GIVEN TASK → Output the data that follows exactly, line for line.

========================================

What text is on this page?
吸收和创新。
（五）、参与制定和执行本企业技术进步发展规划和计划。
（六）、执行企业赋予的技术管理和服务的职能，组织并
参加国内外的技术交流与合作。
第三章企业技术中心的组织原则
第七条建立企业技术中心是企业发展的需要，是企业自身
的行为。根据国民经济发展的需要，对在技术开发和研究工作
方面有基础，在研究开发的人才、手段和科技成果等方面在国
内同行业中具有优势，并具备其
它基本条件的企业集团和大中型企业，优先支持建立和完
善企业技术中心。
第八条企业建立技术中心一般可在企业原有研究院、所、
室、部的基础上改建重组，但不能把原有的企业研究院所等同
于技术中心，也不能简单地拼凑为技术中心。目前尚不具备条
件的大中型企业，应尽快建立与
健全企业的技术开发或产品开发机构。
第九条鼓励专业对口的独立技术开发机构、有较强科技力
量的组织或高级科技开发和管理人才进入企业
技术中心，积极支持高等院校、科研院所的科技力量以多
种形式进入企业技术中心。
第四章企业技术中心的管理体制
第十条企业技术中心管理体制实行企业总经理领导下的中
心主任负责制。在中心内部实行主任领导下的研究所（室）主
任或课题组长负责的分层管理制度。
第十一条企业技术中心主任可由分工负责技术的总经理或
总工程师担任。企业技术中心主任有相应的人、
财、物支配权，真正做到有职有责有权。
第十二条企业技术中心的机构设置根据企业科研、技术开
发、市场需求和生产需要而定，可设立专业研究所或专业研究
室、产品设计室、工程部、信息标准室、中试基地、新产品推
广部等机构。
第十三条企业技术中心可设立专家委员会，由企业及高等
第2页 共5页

========================================

RESPONSE →
What text is on this page?
吸收和创新。
（五）、参与制定和执行本企业技术进步发展规划和计划。
（六）、执行企业赋予的技术管理和服务的职能，组织并
参加国内外的技术交流与合作。
第三章企业技术中心的组织原则
第七条建立企业技术中心是企业发展的需要，是企业自身
的行为。根据国民经济发展的需要，对在技术开发和研究工作
方面有基础，在研究开发的人才、手段和科技成果等方面在国
内同行业中具有优势，并具备其
它基本条件的企业集团和大中型企业，优先支持建立和完
善企业技术中心。
第八条企业建立技术中心一般可在企业原有研究院、所、
室、部的基础上改建重组，但不能把原有的企业研究院所等同
于技术中心，也不能简单地拼凑为技术中心。目前尚不具备条
件的大中型企业，应尽快建立与
健全企业的技术开发或产品开发机构。
第九条鼓励专业对口的独立技术开发机构、有较强科技力
量的组织或高级科技开发和管理人才进入企业
技术中心，积极支持高等院校、科研院所的科技力量以多
种形式进入企业技术中心。
第四章企业技术中心的管理体制
第十条企业技术中心管理体制实行企业总经理领导下的中
心主任负责制。在中心内部实行主任领导下的研究所（室）主
任或课题组长负责的分层管理制度。
第十一条企业技术中心主任可由分工负责技术的总经理或
总工程师担任。企业技术中心主任有相应的人、
财、物支配权，真正做到有职有责有权。
第十二条企业技术中心的机构设置根据企业科研、技术开
发、市场需求和生产需要而定，可设立专业研究所或专业研究
室、产品设计室、工程部、信息标准室、中试基地、新产品推
广部等机构。
第十三条企业技术中心可设立专家委员会，由企业及高等
第2页 共5页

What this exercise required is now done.